_Task prompt_
Copy each line that holds "content".

Stored data entries:

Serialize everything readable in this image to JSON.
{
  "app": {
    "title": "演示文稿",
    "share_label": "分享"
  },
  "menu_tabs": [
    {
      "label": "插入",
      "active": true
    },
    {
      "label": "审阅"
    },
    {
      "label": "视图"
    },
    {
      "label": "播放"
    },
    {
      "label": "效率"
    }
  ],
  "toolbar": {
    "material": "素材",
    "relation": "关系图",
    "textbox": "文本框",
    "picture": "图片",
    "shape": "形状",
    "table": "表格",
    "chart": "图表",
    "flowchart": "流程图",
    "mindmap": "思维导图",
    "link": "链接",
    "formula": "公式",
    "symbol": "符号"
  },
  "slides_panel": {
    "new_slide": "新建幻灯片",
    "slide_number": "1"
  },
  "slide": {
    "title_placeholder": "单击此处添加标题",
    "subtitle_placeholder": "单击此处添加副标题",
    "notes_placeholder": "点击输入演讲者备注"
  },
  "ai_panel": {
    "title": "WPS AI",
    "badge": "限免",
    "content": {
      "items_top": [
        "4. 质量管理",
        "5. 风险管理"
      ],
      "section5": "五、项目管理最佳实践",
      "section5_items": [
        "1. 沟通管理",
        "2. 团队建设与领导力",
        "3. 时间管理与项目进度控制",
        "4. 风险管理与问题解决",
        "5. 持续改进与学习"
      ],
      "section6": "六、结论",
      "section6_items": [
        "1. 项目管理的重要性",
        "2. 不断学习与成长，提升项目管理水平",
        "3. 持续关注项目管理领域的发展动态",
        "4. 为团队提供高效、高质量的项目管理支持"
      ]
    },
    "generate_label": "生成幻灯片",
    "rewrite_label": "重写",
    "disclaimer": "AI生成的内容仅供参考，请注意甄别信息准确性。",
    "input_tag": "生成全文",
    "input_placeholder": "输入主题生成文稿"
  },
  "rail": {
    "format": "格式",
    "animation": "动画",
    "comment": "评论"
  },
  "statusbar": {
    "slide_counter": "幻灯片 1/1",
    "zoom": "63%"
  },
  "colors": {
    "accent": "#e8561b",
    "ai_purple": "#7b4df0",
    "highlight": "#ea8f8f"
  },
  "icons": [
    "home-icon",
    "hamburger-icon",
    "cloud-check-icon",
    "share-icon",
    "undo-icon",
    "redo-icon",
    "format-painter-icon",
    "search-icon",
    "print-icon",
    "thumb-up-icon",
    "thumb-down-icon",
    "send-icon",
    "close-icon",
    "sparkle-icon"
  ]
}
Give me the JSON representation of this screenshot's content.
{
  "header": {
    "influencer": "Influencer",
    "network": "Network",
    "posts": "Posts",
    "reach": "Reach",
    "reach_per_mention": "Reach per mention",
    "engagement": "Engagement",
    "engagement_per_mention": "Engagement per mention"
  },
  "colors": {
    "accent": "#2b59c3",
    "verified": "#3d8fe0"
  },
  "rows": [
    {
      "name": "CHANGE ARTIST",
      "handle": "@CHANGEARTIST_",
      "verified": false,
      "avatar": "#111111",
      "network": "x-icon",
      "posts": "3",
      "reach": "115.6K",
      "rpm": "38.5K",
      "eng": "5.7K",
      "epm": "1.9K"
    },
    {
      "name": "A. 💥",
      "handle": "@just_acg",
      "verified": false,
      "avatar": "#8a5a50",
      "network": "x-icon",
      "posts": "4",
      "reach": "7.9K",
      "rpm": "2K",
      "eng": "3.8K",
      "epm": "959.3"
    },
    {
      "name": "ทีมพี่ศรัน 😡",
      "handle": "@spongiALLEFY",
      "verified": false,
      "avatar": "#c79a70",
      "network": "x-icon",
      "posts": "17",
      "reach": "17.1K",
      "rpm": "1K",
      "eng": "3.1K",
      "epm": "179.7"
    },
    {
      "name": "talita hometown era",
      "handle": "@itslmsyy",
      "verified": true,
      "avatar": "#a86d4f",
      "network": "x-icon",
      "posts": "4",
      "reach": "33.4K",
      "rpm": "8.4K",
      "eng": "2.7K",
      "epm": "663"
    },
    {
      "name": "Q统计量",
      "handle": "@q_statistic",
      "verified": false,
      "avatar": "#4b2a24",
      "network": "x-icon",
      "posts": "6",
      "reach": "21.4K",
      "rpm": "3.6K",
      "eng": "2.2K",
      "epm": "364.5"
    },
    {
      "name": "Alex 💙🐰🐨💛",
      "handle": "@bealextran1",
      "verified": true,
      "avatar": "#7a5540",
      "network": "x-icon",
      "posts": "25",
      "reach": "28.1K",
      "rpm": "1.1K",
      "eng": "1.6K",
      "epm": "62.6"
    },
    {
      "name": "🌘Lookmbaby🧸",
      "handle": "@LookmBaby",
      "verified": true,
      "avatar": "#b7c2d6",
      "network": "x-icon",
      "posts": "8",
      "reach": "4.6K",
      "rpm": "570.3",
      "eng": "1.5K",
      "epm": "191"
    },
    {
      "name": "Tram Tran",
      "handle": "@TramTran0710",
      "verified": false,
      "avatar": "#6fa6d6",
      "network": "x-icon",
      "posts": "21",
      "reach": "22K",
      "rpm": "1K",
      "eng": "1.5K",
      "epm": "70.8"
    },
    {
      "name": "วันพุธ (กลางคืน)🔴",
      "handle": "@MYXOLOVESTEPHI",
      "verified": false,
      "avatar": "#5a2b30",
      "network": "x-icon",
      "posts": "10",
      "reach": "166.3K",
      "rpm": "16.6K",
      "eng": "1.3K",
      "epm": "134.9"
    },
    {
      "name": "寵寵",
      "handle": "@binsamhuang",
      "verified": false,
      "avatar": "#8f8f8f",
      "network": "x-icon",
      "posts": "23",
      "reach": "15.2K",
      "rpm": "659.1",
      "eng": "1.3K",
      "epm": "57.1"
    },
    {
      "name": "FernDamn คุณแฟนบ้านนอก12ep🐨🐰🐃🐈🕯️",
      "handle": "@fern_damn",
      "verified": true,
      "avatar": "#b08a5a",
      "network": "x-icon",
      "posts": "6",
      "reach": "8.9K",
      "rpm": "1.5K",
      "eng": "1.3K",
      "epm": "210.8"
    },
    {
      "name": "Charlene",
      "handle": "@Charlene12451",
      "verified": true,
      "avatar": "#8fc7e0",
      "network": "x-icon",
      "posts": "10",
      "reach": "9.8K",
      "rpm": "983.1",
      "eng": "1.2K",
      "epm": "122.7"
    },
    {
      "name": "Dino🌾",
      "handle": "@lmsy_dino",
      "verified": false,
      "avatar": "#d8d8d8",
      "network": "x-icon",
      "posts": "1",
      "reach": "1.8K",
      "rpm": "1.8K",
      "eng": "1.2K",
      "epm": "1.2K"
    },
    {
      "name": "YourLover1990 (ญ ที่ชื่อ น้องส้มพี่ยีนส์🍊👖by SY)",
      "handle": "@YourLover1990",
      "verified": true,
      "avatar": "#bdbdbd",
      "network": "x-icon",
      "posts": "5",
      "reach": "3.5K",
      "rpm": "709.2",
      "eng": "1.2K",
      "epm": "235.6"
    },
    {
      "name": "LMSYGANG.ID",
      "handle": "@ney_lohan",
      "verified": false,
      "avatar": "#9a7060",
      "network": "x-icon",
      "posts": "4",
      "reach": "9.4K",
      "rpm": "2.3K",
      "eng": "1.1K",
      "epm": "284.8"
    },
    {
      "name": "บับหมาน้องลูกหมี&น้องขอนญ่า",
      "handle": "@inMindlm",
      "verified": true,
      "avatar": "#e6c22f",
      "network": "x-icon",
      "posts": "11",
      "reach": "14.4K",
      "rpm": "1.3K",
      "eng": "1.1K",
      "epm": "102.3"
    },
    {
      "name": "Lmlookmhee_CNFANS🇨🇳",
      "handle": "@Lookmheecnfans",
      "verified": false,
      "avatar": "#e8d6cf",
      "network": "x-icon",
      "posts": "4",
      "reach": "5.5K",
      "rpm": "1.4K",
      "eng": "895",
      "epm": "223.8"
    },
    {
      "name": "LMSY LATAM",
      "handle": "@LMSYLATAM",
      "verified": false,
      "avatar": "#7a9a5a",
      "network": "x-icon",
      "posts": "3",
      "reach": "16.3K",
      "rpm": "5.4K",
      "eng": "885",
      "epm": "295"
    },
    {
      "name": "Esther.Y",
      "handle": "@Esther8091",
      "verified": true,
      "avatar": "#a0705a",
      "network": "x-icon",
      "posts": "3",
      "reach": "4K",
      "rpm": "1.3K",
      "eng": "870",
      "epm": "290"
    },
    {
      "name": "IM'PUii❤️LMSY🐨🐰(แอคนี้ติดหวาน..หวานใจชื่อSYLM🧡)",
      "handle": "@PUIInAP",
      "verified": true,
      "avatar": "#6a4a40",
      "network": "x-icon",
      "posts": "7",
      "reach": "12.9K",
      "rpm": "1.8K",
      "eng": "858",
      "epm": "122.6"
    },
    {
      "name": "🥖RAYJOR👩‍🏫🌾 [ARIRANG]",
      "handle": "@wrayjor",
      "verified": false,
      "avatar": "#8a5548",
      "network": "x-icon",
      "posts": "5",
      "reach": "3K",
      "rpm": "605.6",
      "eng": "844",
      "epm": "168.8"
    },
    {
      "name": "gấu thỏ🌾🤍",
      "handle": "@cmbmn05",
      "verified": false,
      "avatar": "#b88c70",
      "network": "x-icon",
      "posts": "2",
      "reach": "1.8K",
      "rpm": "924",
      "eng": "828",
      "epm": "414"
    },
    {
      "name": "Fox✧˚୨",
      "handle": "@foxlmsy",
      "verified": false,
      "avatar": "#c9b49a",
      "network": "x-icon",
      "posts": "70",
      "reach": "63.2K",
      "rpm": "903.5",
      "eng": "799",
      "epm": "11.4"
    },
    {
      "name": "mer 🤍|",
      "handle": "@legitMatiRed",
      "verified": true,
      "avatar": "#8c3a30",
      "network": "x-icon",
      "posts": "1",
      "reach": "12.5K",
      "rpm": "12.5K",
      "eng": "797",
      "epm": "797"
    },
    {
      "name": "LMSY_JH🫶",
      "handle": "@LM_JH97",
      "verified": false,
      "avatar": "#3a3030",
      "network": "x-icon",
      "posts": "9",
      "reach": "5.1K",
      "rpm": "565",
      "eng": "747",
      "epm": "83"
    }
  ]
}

_Finished answer_
    "content": {
Give me the JSON representation of this screenshot's content.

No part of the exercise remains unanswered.